What to work on
Extract and list every line that contains the word "distribuidor".

Record list
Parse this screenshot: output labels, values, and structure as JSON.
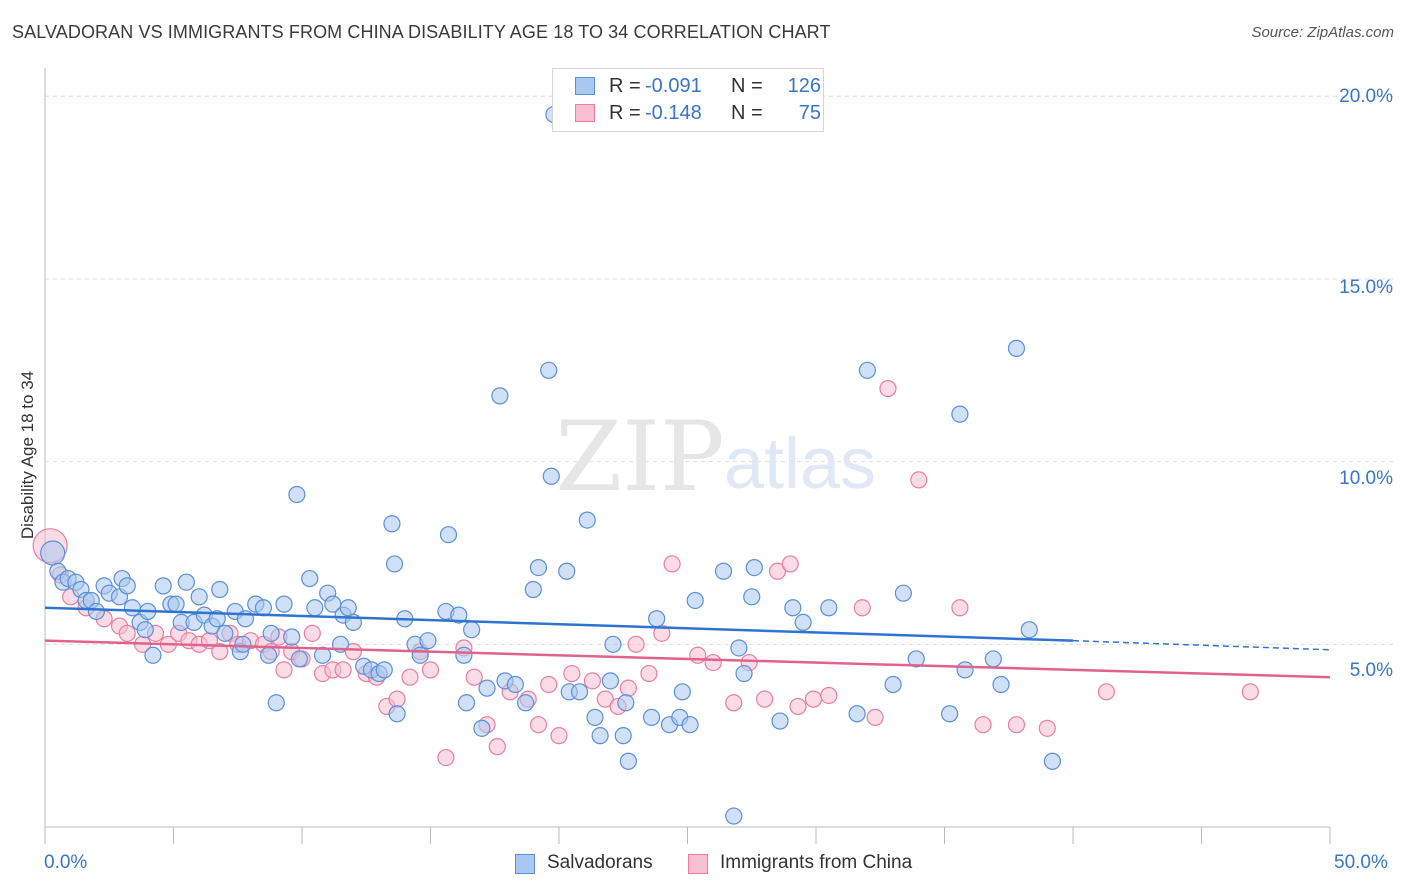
{
  "header": {
    "title": "SALVADORAN VS IMMIGRANTS FROM CHINA DISABILITY AGE 18 TO 34 CORRELATION CHART",
    "source": "Source: ZipAtlas.com"
  },
  "watermark": {
    "zip": "ZIP",
    "atlas": "atlas"
  },
  "legend": {
    "rows": [
      {
        "r_label": "R =",
        "r_value": "-0.091",
        "n_label": "N =",
        "n_value": "126",
        "fill": "#a9c8f0",
        "stroke": "#5b8fd6"
      },
      {
        "r_label": "R =",
        "r_value": "-0.148",
        "n_label": "N =",
        "n_value": "75",
        "fill": "#f7bfd1",
        "stroke": "#e97ea1"
      }
    ]
  },
  "bottom_legend": [
    {
      "label": "Salvadorans",
      "fill": "#a9c8f0",
      "stroke": "#5b8fd6"
    },
    {
      "label": "Immigrants from China",
      "fill": "#f7bfd1",
      "stroke": "#e97ea1"
    }
  ],
  "colors": {
    "blue_line": "#2e74d0",
    "pink_line": "#e0628e",
    "axis_label": "#3a75c4",
    "grid": "#dddddd"
  },
  "chart_data": {
    "type": "scatter",
    "ylabel": "Disability Age 18 to 34",
    "x_tick_labels": [
      "0.0%",
      "50.0%"
    ],
    "y_tick_labels": [
      "5.0%",
      "10.0%",
      "15.0%",
      "20.0%"
    ],
    "xlim": [
      0,
      50
    ],
    "ylim": [
      0,
      20.5
    ],
    "y_grid": [
      5,
      10,
      15,
      20
    ],
    "series": [
      {
        "name": "Salvadorans",
        "stroke": "#5b8fd6",
        "fill": "#a9c8f0",
        "trend": {
          "x": [
            0,
            40
          ],
          "y": [
            6.0,
            5.1
          ],
          "dashed_to": [
            50,
            4.85
          ]
        },
        "points": [
          [
            0.3,
            7.5
          ],
          [
            0.5,
            7.0
          ],
          [
            0.7,
            6.7
          ],
          [
            0.9,
            6.8
          ],
          [
            1.2,
            6.7
          ],
          [
            1.4,
            6.5
          ],
          [
            1.6,
            6.2
          ],
          [
            1.8,
            6.2
          ],
          [
            2.0,
            5.9
          ],
          [
            2.3,
            6.6
          ],
          [
            2.5,
            6.4
          ],
          [
            2.9,
            6.3
          ],
          [
            3.0,
            6.8
          ],
          [
            3.2,
            6.6
          ],
          [
            3.4,
            6.0
          ],
          [
            3.7,
            5.6
          ],
          [
            3.9,
            5.4
          ],
          [
            4.0,
            5.9
          ],
          [
            4.2,
            4.7
          ],
          [
            4.6,
            6.6
          ],
          [
            4.9,
            6.1
          ],
          [
            5.1,
            6.1
          ],
          [
            5.3,
            5.6
          ],
          [
            5.5,
            6.7
          ],
          [
            5.8,
            5.6
          ],
          [
            6.0,
            6.3
          ],
          [
            6.2,
            5.8
          ],
          [
            6.5,
            5.5
          ],
          [
            6.7,
            5.7
          ],
          [
            6.8,
            6.5
          ],
          [
            7.0,
            5.3
          ],
          [
            7.4,
            5.9
          ],
          [
            7.6,
            4.8
          ],
          [
            7.7,
            5.0
          ],
          [
            7.8,
            5.7
          ],
          [
            8.2,
            6.1
          ],
          [
            8.5,
            6.0
          ],
          [
            8.7,
            4.7
          ],
          [
            8.8,
            5.3
          ],
          [
            9.0,
            3.4
          ],
          [
            9.3,
            6.1
          ],
          [
            9.6,
            5.2
          ],
          [
            9.8,
            9.1
          ],
          [
            9.9,
            4.6
          ],
          [
            10.3,
            6.8
          ],
          [
            10.5,
            6.0
          ],
          [
            10.8,
            4.7
          ],
          [
            11.0,
            6.4
          ],
          [
            11.2,
            6.1
          ],
          [
            11.5,
            5.0
          ],
          [
            11.6,
            5.8
          ],
          [
            11.8,
            6.0
          ],
          [
            12.0,
            5.6
          ],
          [
            12.4,
            4.4
          ],
          [
            12.7,
            4.3
          ],
          [
            13.0,
            4.2
          ],
          [
            13.2,
            4.3
          ],
          [
            13.5,
            8.3
          ],
          [
            13.6,
            7.2
          ],
          [
            13.7,
            3.1
          ],
          [
            14.0,
            5.7
          ],
          [
            14.4,
            5.0
          ],
          [
            14.6,
            4.7
          ],
          [
            14.9,
            5.1
          ],
          [
            15.6,
            5.9
          ],
          [
            15.7,
            8.0
          ],
          [
            16.1,
            5.8
          ],
          [
            16.3,
            4.7
          ],
          [
            16.4,
            3.4
          ],
          [
            16.6,
            5.4
          ],
          [
            17.0,
            2.7
          ],
          [
            17.2,
            3.8
          ],
          [
            17.7,
            11.8
          ],
          [
            17.9,
            4.0
          ],
          [
            18.3,
            3.9
          ],
          [
            18.7,
            3.4
          ],
          [
            19.0,
            6.5
          ],
          [
            19.2,
            7.1
          ],
          [
            19.6,
            12.5
          ],
          [
            19.7,
            9.6
          ],
          [
            19.8,
            19.5
          ],
          [
            20.3,
            7.0
          ],
          [
            20.4,
            3.7
          ],
          [
            20.8,
            3.7
          ],
          [
            21.1,
            8.4
          ],
          [
            21.4,
            3.0
          ],
          [
            21.6,
            2.5
          ],
          [
            22.0,
            4.0
          ],
          [
            22.1,
            5.0
          ],
          [
            22.5,
            2.5
          ],
          [
            22.6,
            3.4
          ],
          [
            22.7,
            1.8
          ],
          [
            23.6,
            3.0
          ],
          [
            23.8,
            5.7
          ],
          [
            24.3,
            2.8
          ],
          [
            24.7,
            3.0
          ],
          [
            24.8,
            3.7
          ],
          [
            25.1,
            2.8
          ],
          [
            25.3,
            6.2
          ],
          [
            26.4,
            7.0
          ],
          [
            26.8,
            0.3
          ],
          [
            27.0,
            4.9
          ],
          [
            27.2,
            4.2
          ],
          [
            27.5,
            6.3
          ],
          [
            27.6,
            7.1
          ],
          [
            28.6,
            2.9
          ],
          [
            29.1,
            6.0
          ],
          [
            29.5,
            5.6
          ],
          [
            30.5,
            6.0
          ],
          [
            31.6,
            3.1
          ],
          [
            32.0,
            12.5
          ],
          [
            33.0,
            3.9
          ],
          [
            33.4,
            6.4
          ],
          [
            33.9,
            4.6
          ],
          [
            35.2,
            3.1
          ],
          [
            35.6,
            11.3
          ],
          [
            35.8,
            4.3
          ],
          [
            36.9,
            4.6
          ],
          [
            37.2,
            3.9
          ],
          [
            37.8,
            13.1
          ],
          [
            38.3,
            5.4
          ],
          [
            39.2,
            1.8
          ]
        ]
      },
      {
        "name": "Immigrants from China",
        "stroke": "#e97ea1",
        "fill": "#f7bfd1",
        "trend": {
          "x": [
            0,
            50
          ],
          "y": [
            5.1,
            4.1
          ]
        },
        "points": [
          [
            0.2,
            7.7
          ],
          [
            0.6,
            6.9
          ],
          [
            1.0,
            6.3
          ],
          [
            1.6,
            6.0
          ],
          [
            2.3,
            5.7
          ],
          [
            2.9,
            5.5
          ],
          [
            3.2,
            5.3
          ],
          [
            3.8,
            5.0
          ],
          [
            4.3,
            5.3
          ],
          [
            4.8,
            5.0
          ],
          [
            5.2,
            5.3
          ],
          [
            5.6,
            5.1
          ],
          [
            6.0,
            5.0
          ],
          [
            6.4,
            5.1
          ],
          [
            6.8,
            4.8
          ],
          [
            7.2,
            5.3
          ],
          [
            7.5,
            5.0
          ],
          [
            8.0,
            5.1
          ],
          [
            8.5,
            5.0
          ],
          [
            8.8,
            4.8
          ],
          [
            9.1,
            5.2
          ],
          [
            9.3,
            4.3
          ],
          [
            9.6,
            4.8
          ],
          [
            10.0,
            4.6
          ],
          [
            10.4,
            5.3
          ],
          [
            10.8,
            4.2
          ],
          [
            11.2,
            4.3
          ],
          [
            11.6,
            4.3
          ],
          [
            12.0,
            4.8
          ],
          [
            12.5,
            4.2
          ],
          [
            12.9,
            4.1
          ],
          [
            13.3,
            3.3
          ],
          [
            13.7,
            3.5
          ],
          [
            14.2,
            4.1
          ],
          [
            14.6,
            4.8
          ],
          [
            15.0,
            4.3
          ],
          [
            15.6,
            1.9
          ],
          [
            16.3,
            4.9
          ],
          [
            16.7,
            4.1
          ],
          [
            17.2,
            2.8
          ],
          [
            17.6,
            2.2
          ],
          [
            18.1,
            3.7
          ],
          [
            18.8,
            3.5
          ],
          [
            19.2,
            2.8
          ],
          [
            19.6,
            3.9
          ],
          [
            20.0,
            2.5
          ],
          [
            20.5,
            4.2
          ],
          [
            21.3,
            4.0
          ],
          [
            21.8,
            3.5
          ],
          [
            22.3,
            3.3
          ],
          [
            22.7,
            3.8
          ],
          [
            23.0,
            5.0
          ],
          [
            23.5,
            4.2
          ],
          [
            24.0,
            5.3
          ],
          [
            24.4,
            7.2
          ],
          [
            25.4,
            4.7
          ],
          [
            26.0,
            4.5
          ],
          [
            26.8,
            3.4
          ],
          [
            27.4,
            4.5
          ],
          [
            28.0,
            3.5
          ],
          [
            28.5,
            7.0
          ],
          [
            29.0,
            7.2
          ],
          [
            29.3,
            3.3
          ],
          [
            29.9,
            3.5
          ],
          [
            30.5,
            3.6
          ],
          [
            31.8,
            6.0
          ],
          [
            32.3,
            3.0
          ],
          [
            32.8,
            12.0
          ],
          [
            34.0,
            9.5
          ],
          [
            35.6,
            6.0
          ],
          [
            36.5,
            2.8
          ],
          [
            37.8,
            2.8
          ],
          [
            39.0,
            2.7
          ],
          [
            41.3,
            3.7
          ],
          [
            46.9,
            3.7
          ]
        ]
      }
    ]
  }
}
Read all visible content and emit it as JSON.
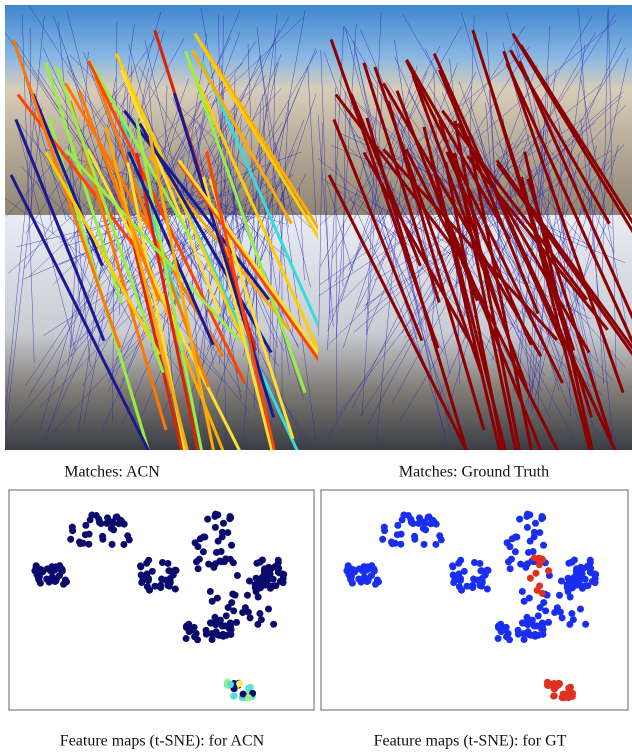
{
  "panels": {
    "matches_acn": {
      "caption": "Matches: ACN"
    },
    "matches_gt": {
      "caption": "Matches: Ground Truth"
    },
    "tsne_acn": {
      "caption": "Feature maps (t-SNE): for ACN"
    },
    "tsne_gt": {
      "caption": "Feature maps (t-SNE): for GT"
    }
  }
}
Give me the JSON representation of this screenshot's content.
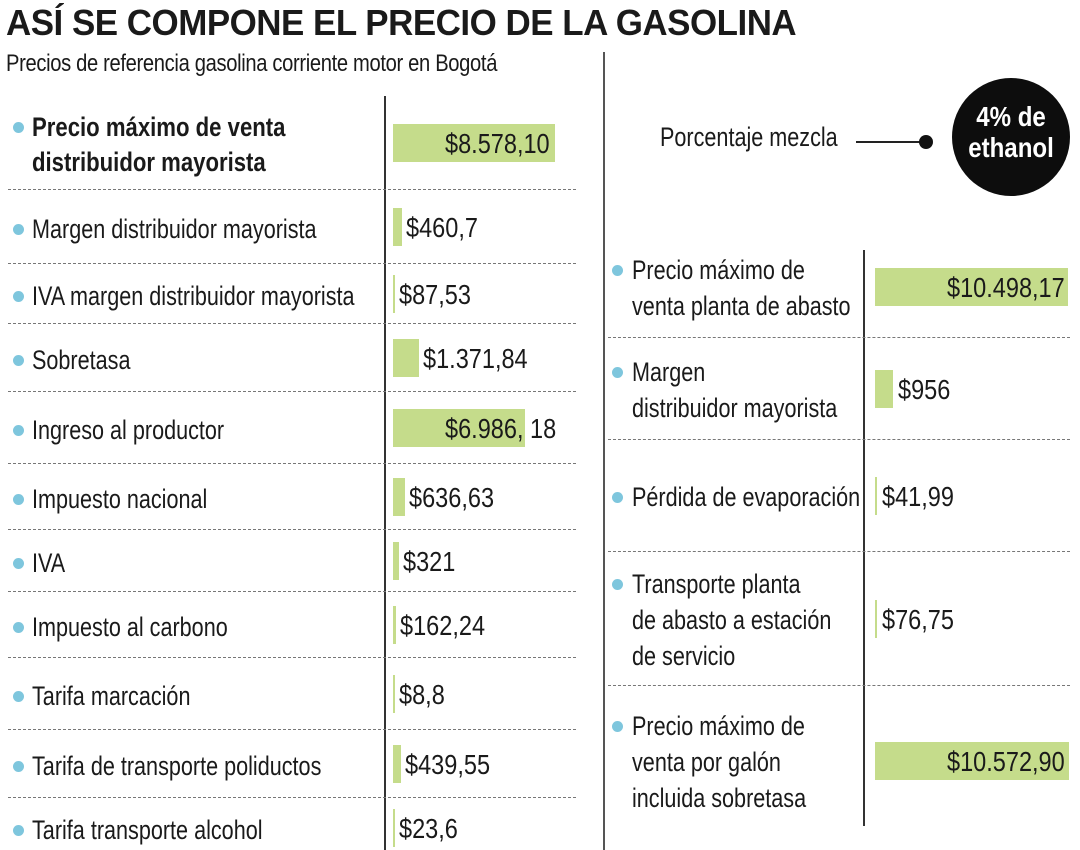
{
  "chart_data": {
    "type": "bar",
    "title": "ASÍ SE COMPONE EL PRECIO DE LA GASOLINA",
    "subtitle": "Precios de referencia gasolina corriente motor en Bogotá",
    "left_panel": {
      "items": [
        {
          "label_lines": [
            "Precio máximo de venta",
            "distribuidor mayorista"
          ],
          "value": 8578.1,
          "value_label": "$8.578,10",
          "bold": true
        },
        {
          "label_lines": [
            "Margen distribuidor mayorista"
          ],
          "value": 460.7,
          "value_label": "$460,7"
        },
        {
          "label_lines": [
            "IVA margen distribuidor mayorista"
          ],
          "value": 87.53,
          "value_label": "$87,53"
        },
        {
          "label_lines": [
            "Sobretasa"
          ],
          "value": 1371.84,
          "value_label": "$1.371,84"
        },
        {
          "label_lines": [
            "Ingreso al productor"
          ],
          "value": 6986.18,
          "value_label": "$6.986, 18"
        },
        {
          "label_lines": [
            "Impuesto nacional"
          ],
          "value": 636.63,
          "value_label": "$636,63"
        },
        {
          "label_lines": [
            "IVA"
          ],
          "value": 321,
          "value_label": "$321"
        },
        {
          "label_lines": [
            "Impuesto al carbono"
          ],
          "value": 162.24,
          "value_label": "$162,24"
        },
        {
          "label_lines": [
            "Tarifa marcación"
          ],
          "value": 8.8,
          "value_label": "$8,8"
        },
        {
          "label_lines": [
            "Tarifa de transporte  poliductos"
          ],
          "value": 439.55,
          "value_label": "$439,55"
        },
        {
          "label_lines": [
            "Tarifa transporte alcohol"
          ],
          "value": 23.6,
          "value_label": "$23,6"
        }
      ]
    },
    "right_panel": {
      "mezcla_label": "Porcentaje mezcla",
      "mezcla_badge_lines": [
        "4% de",
        "ethanol"
      ],
      "items": [
        {
          "label_lines": [
            "Precio máximo de",
            "venta planta de abasto"
          ],
          "value": 10498.17,
          "value_label": "$10.498,17"
        },
        {
          "label_lines": [
            "Margen",
            "distribuidor mayorista"
          ],
          "value": 956,
          "value_label": "$956"
        },
        {
          "label_lines": [
            "Pérdida de evaporación"
          ],
          "value": 41.99,
          "value_label": "$41,99"
        },
        {
          "label_lines": [
            "Transporte planta",
            "de abasto a estación",
            "de servicio"
          ],
          "value": 76.75,
          "value_label": "$76,75"
        },
        {
          "label_lines": [
            "Precio máximo de",
            "venta por galón",
            "incluida sobretasa"
          ],
          "value": 10572.9,
          "value_label": "$10.572,90"
        }
      ]
    }
  }
}
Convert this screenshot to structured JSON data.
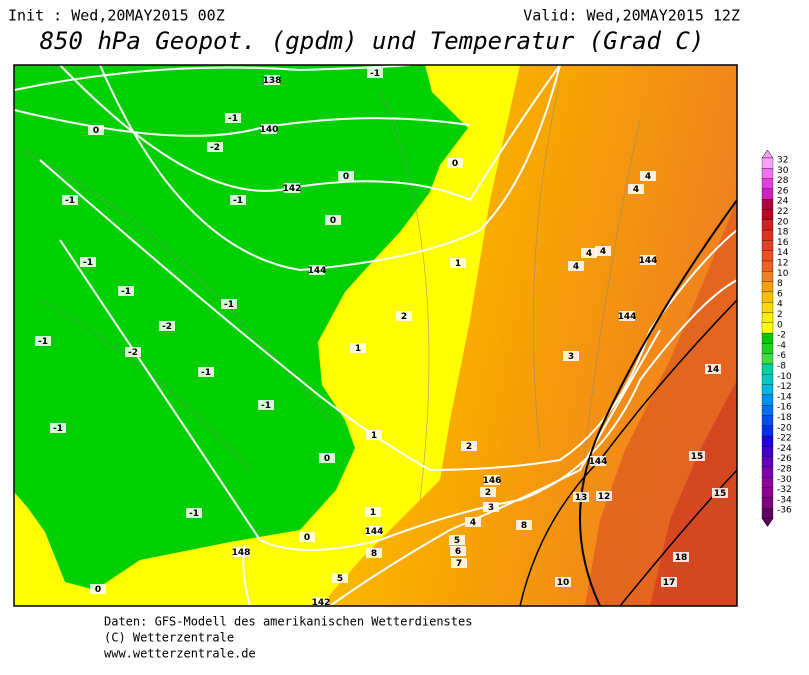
{
  "header": {
    "init": "Init : Wed,20MAY2015 00Z",
    "valid": "Valid: Wed,20MAY2015 12Z",
    "title": "850 hPa Geopot. (gpdm) und Temperatur (Grad C)"
  },
  "map": {
    "labels": [
      "138",
      "-1",
      "0",
      "-1",
      "140",
      "-2",
      "0",
      "0",
      "142",
      "-1",
      "-1",
      "0",
      "-1",
      "144",
      "1",
      "-1",
      "-1",
      "2",
      "-2",
      "-1",
      "-2",
      "1",
      "-1",
      "-1",
      "1",
      "-1",
      "0",
      "2",
      "-1",
      "0",
      "148",
      "0",
      "4",
      "4",
      "4",
      "4",
      "4",
      "144",
      "144",
      "3",
      "14",
      "144",
      "146",
      "15",
      "15",
      "2",
      "3",
      "13",
      "12",
      "1",
      "4",
      "8",
      "144",
      "5",
      "6",
      "7",
      "8",
      "18",
      "10",
      "17",
      "5",
      "142"
    ]
  },
  "legend": {
    "labels": [
      32,
      30,
      28,
      26,
      24,
      22,
      20,
      18,
      16,
      14,
      12,
      10,
      8,
      6,
      4,
      2,
      0,
      -2,
      -4,
      -6,
      -8,
      -10,
      -12,
      -14,
      -16,
      -18,
      -20,
      -22,
      -24,
      -26,
      -28,
      -30,
      -32,
      -34,
      -36
    ],
    "colors": [
      "#f8a0f8",
      "#f070f0",
      "#e040e0",
      "#d020c0",
      "#b00040",
      "#c00020",
      "#d02020",
      "#e03020",
      "#e84020",
      "#f05020",
      "#f06020",
      "#f08020",
      "#f8a000",
      "#f8c000",
      "#fcd800",
      "#f8f000",
      "#ffff00",
      "#00c800",
      "#20d020",
      "#40dc40",
      "#00d0a0",
      "#00c8c8",
      "#00b8e0",
      "#0090f0",
      "#0070f0",
      "#0050f0",
      "#0030e8",
      "#2000e0",
      "#4000d0",
      "#6000c0",
      "#8000b0",
      "#9000a0",
      "#900090",
      "#800080",
      "#600060"
    ]
  },
  "footer": {
    "line1": "Daten: GFS-Modell des amerikanischen Wetterdienstes",
    "line2": "(C) Wetterzentrale",
    "line3": "www.wetterzentrale.de"
  }
}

Complete answer
            "distribuidor mayorista"
            "Margen distribuidor mayorista"
            "IVA margen distribuidor mayorista"
            "distribuidor mayorista"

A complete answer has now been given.